EXERCISE -
Among these lines, how many include "Mean"? Answer only with the number.

DATA SHOWN -
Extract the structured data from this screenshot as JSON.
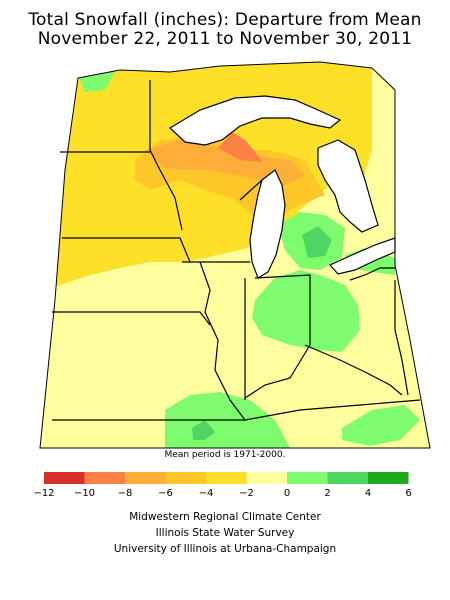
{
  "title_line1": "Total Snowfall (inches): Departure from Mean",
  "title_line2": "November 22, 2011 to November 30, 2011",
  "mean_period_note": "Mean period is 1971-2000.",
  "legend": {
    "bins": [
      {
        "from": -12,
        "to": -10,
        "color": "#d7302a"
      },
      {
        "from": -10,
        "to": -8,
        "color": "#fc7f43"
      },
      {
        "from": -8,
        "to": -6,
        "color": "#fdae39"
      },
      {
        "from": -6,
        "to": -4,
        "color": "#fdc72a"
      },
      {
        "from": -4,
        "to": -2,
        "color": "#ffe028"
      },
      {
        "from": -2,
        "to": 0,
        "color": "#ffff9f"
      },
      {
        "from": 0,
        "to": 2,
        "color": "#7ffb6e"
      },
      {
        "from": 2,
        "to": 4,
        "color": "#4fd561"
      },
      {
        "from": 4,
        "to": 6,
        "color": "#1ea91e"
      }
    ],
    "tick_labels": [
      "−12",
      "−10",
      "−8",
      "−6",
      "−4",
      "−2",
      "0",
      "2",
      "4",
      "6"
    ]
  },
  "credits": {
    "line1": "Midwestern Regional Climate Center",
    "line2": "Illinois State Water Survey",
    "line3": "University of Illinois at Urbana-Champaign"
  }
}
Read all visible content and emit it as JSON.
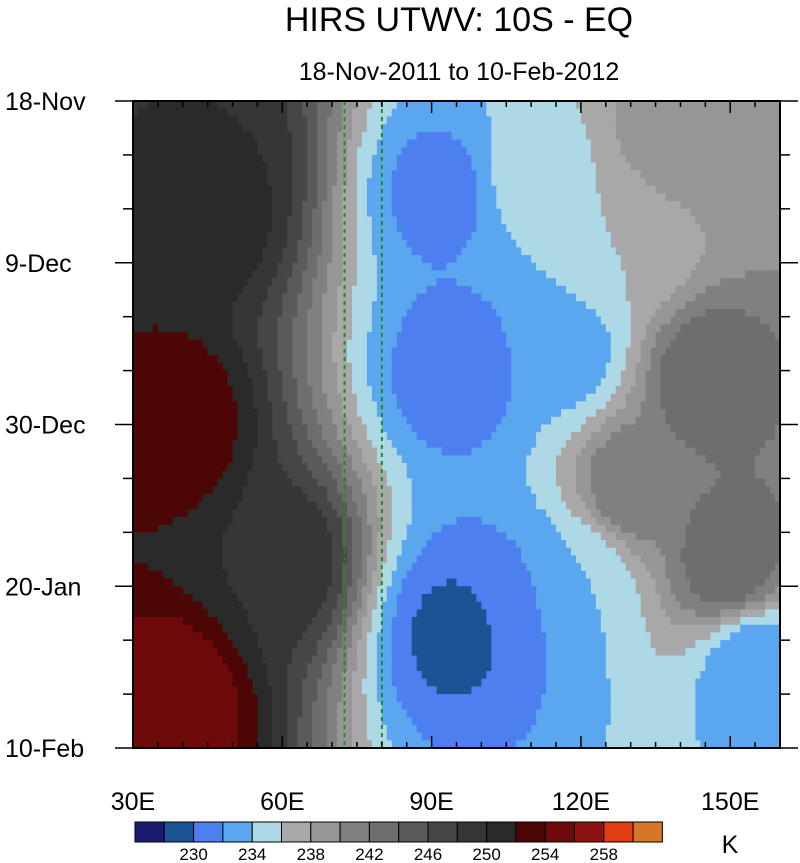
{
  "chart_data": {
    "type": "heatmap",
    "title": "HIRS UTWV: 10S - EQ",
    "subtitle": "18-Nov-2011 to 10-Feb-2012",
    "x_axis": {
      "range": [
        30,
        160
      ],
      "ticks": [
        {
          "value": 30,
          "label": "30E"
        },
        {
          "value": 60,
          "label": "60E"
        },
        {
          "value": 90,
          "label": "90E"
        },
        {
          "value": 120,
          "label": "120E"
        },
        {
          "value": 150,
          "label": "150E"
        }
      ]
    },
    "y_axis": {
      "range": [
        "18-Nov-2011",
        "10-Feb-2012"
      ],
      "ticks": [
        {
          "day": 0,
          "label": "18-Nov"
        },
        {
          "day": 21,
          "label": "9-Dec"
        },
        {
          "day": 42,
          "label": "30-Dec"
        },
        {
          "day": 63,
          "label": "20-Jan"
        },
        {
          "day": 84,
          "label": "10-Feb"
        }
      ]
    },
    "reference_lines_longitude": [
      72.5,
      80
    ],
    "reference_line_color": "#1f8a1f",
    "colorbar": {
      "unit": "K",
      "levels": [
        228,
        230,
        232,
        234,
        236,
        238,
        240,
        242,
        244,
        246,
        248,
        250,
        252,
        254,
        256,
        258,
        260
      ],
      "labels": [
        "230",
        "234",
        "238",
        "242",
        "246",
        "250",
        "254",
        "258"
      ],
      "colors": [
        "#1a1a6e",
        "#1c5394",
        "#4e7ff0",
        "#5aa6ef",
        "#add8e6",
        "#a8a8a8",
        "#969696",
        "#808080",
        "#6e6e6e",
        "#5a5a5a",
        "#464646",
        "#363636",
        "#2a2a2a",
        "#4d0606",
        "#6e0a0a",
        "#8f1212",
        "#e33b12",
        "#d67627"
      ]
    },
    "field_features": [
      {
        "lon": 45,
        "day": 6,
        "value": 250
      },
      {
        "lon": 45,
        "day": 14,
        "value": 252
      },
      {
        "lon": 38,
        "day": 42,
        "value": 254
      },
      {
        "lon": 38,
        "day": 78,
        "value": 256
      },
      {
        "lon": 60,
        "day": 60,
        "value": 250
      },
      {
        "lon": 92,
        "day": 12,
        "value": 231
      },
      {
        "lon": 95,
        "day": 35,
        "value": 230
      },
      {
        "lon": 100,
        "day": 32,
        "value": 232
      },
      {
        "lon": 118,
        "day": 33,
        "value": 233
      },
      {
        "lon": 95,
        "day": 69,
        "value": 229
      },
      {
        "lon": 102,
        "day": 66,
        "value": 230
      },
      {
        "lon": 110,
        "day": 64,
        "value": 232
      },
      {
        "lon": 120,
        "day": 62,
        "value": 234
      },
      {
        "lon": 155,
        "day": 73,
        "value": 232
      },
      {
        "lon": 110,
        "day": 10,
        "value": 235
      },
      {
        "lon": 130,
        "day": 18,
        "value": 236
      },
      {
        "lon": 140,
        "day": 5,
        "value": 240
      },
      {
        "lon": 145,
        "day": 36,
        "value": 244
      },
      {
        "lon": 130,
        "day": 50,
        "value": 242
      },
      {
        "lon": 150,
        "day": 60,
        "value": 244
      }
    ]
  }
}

COMPLETE ANSWER -
2